_RECORDS FOR THE EXERCISE_:
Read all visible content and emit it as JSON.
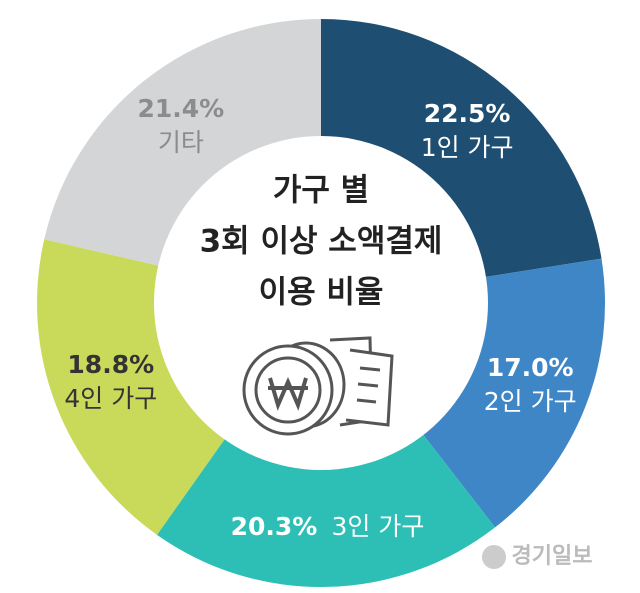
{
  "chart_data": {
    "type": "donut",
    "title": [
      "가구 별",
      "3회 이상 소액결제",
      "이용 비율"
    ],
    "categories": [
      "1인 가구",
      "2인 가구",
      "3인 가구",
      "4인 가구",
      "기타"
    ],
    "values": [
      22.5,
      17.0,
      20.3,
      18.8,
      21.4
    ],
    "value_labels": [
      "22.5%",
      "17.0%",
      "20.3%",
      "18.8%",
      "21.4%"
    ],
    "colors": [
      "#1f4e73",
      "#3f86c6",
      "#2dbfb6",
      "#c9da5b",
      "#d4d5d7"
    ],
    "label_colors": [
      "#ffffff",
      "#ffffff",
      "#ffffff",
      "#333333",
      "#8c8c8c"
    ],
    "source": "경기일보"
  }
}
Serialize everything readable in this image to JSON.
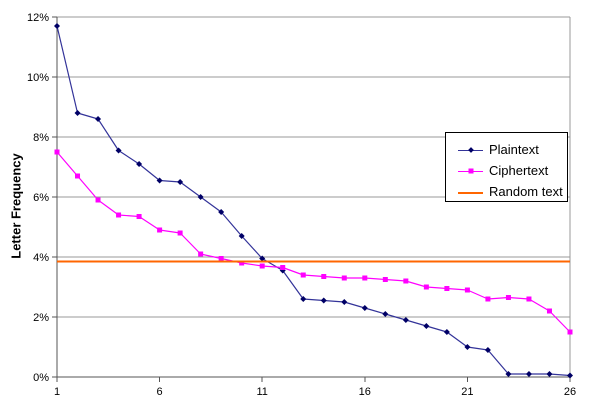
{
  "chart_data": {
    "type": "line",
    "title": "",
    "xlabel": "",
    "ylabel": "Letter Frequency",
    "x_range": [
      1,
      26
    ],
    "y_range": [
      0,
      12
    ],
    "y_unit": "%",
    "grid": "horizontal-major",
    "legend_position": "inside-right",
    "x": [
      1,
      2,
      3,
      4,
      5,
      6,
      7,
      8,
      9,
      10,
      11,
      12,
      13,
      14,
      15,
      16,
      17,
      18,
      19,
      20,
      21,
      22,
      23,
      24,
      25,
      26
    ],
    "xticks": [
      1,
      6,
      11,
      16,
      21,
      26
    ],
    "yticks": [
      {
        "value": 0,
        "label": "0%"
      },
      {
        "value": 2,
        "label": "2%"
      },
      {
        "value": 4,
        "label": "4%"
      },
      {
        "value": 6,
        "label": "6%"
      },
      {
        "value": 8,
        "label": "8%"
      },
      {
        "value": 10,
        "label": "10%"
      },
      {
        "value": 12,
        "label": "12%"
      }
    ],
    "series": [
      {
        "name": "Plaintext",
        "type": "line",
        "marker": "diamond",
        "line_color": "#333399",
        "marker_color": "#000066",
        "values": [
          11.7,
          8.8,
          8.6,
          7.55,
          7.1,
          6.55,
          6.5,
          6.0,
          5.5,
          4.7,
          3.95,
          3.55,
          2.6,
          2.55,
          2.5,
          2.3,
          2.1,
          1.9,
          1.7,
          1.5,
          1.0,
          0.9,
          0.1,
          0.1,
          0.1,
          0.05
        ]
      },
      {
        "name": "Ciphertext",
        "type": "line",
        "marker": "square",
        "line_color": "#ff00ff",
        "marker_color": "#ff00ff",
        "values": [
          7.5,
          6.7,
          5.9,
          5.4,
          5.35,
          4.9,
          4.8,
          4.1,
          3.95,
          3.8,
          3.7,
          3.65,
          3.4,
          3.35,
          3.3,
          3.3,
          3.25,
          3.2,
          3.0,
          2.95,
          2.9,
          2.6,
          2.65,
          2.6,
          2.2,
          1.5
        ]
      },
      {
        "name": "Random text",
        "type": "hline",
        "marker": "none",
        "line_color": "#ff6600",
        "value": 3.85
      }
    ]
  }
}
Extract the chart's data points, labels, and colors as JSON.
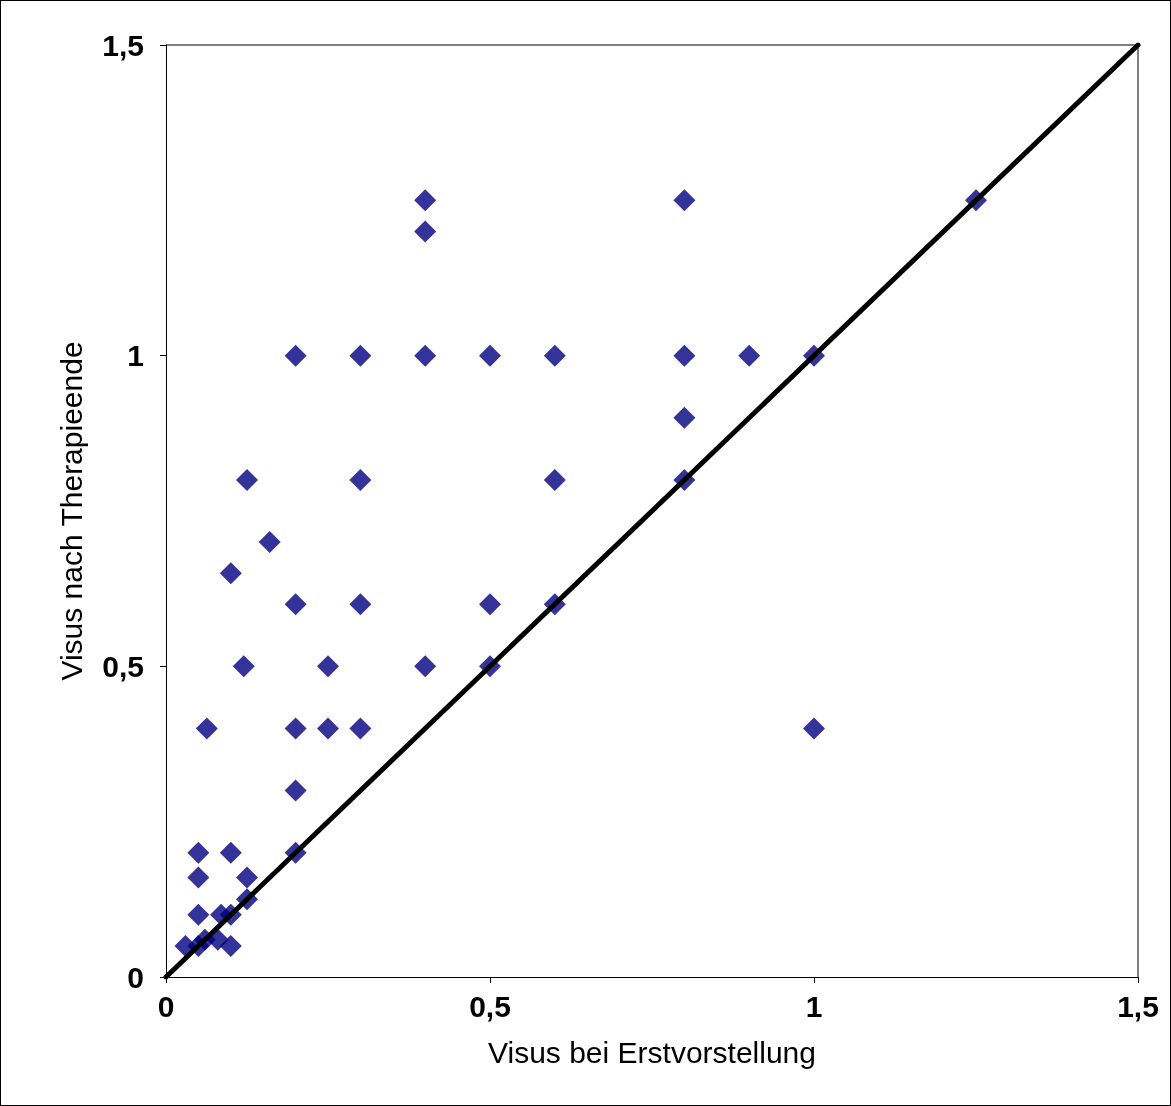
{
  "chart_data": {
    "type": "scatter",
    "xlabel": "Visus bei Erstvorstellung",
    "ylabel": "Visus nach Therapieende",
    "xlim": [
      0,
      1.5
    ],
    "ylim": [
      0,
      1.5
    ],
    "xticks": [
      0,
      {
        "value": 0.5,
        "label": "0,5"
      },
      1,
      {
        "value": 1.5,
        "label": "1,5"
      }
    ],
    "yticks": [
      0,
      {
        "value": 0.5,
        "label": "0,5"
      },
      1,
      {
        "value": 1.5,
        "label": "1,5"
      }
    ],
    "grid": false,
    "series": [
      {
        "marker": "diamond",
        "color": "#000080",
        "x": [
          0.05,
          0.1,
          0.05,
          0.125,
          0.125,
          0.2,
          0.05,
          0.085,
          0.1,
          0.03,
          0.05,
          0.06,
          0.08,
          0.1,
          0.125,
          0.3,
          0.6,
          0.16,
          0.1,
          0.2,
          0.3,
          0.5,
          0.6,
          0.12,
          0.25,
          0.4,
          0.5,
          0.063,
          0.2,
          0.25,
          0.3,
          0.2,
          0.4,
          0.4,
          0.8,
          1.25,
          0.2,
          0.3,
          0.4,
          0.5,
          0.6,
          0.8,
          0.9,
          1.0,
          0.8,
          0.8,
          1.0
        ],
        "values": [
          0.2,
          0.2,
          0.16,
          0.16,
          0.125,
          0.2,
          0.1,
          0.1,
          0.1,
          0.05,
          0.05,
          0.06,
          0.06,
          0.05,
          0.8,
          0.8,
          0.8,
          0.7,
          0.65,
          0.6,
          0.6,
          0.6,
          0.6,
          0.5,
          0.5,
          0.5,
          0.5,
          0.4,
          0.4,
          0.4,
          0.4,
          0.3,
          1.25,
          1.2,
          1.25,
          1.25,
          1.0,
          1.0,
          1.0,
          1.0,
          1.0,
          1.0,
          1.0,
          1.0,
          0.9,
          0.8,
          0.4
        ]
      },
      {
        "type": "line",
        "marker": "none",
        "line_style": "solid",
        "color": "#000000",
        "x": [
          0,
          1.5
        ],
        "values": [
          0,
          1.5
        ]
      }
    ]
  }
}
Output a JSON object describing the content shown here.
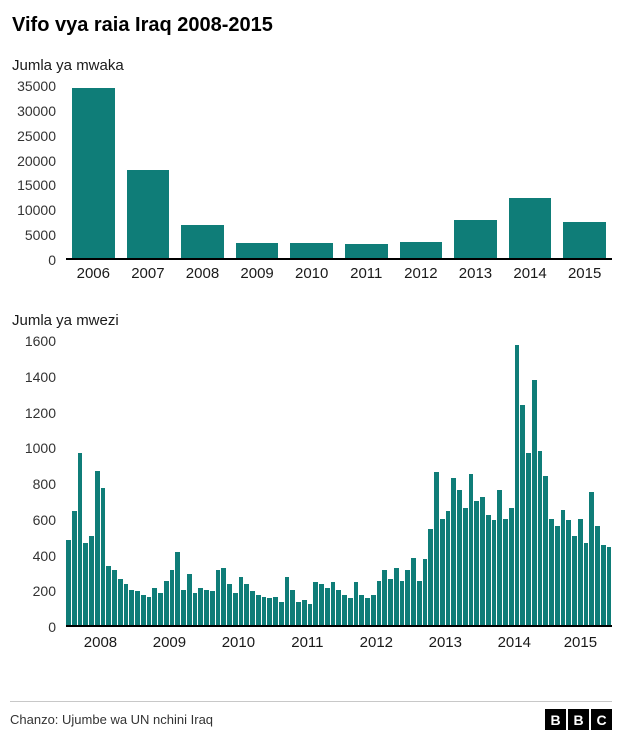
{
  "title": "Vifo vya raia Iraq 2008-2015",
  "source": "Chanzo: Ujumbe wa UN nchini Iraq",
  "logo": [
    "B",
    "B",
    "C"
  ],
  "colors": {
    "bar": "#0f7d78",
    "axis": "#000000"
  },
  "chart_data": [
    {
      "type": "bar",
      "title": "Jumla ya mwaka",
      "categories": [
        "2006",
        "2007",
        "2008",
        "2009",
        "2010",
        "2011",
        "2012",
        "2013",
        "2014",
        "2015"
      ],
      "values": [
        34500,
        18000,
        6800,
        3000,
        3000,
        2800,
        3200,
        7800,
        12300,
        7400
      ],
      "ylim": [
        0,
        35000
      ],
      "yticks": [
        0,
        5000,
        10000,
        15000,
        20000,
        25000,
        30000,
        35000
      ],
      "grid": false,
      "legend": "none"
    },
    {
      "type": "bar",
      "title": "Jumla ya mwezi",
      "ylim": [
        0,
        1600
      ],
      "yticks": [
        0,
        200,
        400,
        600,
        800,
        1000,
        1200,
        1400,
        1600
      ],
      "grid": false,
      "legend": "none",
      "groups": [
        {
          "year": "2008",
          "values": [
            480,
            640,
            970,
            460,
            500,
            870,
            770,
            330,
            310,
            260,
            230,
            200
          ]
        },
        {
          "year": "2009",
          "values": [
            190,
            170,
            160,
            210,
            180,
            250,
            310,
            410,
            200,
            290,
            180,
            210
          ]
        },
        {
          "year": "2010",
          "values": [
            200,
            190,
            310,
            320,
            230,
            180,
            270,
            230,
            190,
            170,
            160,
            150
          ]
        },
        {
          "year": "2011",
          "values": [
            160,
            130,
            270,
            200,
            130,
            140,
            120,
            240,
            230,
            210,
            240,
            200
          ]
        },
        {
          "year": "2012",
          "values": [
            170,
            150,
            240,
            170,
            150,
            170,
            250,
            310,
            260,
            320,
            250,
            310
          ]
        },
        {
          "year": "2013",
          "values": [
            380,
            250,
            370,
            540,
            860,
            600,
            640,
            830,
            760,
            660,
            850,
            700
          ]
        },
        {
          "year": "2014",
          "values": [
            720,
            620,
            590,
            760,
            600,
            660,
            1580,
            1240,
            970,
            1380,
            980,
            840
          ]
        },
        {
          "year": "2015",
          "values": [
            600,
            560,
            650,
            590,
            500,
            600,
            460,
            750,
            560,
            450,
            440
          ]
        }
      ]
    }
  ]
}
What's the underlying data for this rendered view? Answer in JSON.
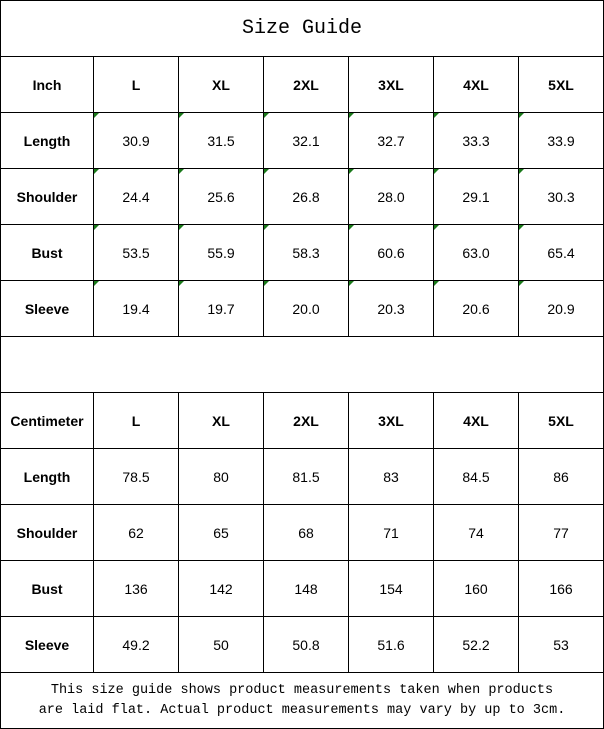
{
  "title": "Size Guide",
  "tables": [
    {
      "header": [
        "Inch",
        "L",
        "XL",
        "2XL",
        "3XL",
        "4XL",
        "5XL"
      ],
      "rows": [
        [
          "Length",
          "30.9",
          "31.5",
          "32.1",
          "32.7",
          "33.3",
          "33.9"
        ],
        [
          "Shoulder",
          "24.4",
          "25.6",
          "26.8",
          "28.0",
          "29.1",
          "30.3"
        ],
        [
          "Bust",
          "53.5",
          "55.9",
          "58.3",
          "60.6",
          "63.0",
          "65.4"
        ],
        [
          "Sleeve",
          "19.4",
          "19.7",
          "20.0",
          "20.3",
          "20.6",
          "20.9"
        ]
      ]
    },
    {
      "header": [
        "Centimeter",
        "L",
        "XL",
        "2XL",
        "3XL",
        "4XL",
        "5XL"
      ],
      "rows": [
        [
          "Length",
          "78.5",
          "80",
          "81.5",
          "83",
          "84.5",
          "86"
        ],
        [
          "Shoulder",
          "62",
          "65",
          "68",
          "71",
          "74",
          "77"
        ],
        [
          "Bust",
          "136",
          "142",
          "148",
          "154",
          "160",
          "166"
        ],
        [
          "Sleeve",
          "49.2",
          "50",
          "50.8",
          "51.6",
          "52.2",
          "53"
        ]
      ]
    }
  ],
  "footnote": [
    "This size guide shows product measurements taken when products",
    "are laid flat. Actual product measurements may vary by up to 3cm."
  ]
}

_WHAT YOU WILL DO_: In the lines above, find each one with "measurements" and list it.

_EXERCISE ANSWER_:
    "This size guide shows product measurements taken when products",
    "are laid flat. Actual product measurements may vary by up to 3cm."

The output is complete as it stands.